## start AVAILABLE DATA

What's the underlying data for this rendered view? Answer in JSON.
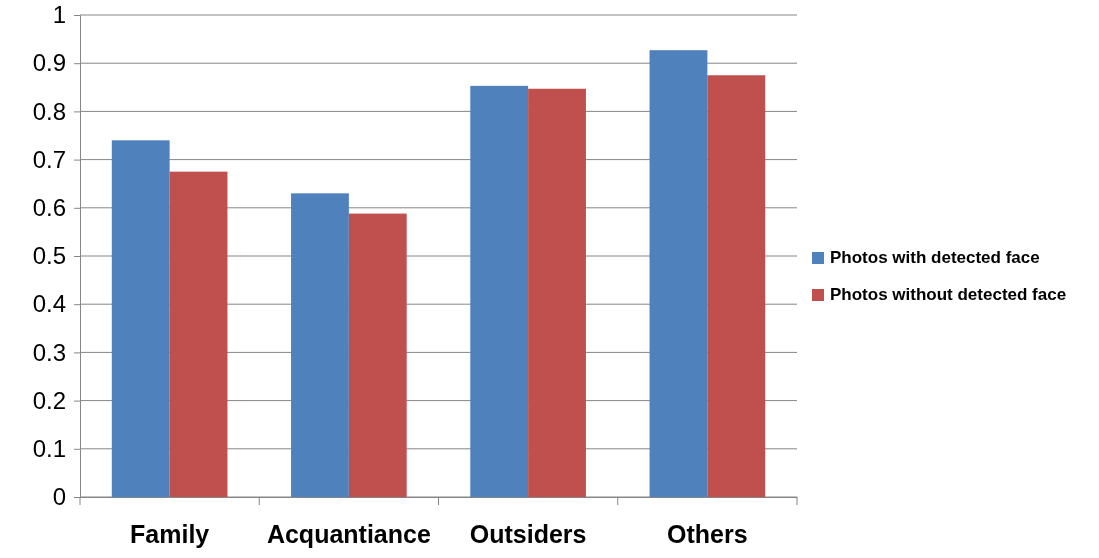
{
  "chart_data": {
    "type": "bar",
    "categories": [
      "Family",
      "Acquantiance",
      "Outsiders",
      "Others"
    ],
    "series": [
      {
        "name": "Photos with detected face",
        "color": "#4f81bd",
        "values": [
          0.74,
          0.63,
          0.853,
          0.927
        ]
      },
      {
        "name": "Photos without detected face",
        "color": "#c0504d",
        "values": [
          0.675,
          0.588,
          0.847,
          0.875
        ]
      }
    ],
    "ylim": [
      0,
      1
    ],
    "yticks": [
      0,
      0.1,
      0.2,
      0.3,
      0.4,
      0.5,
      0.6,
      0.7,
      0.8,
      0.9,
      1
    ],
    "grid": "y",
    "legend": "right"
  }
}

## end AVAILABLE DATA

■ **WHAT THE TASK REQUIRES**: Pull out every line containing "name".

■ **THE SOLUTION**:
        "name": "Photos with detected face",
        "name": "Photos without detected face",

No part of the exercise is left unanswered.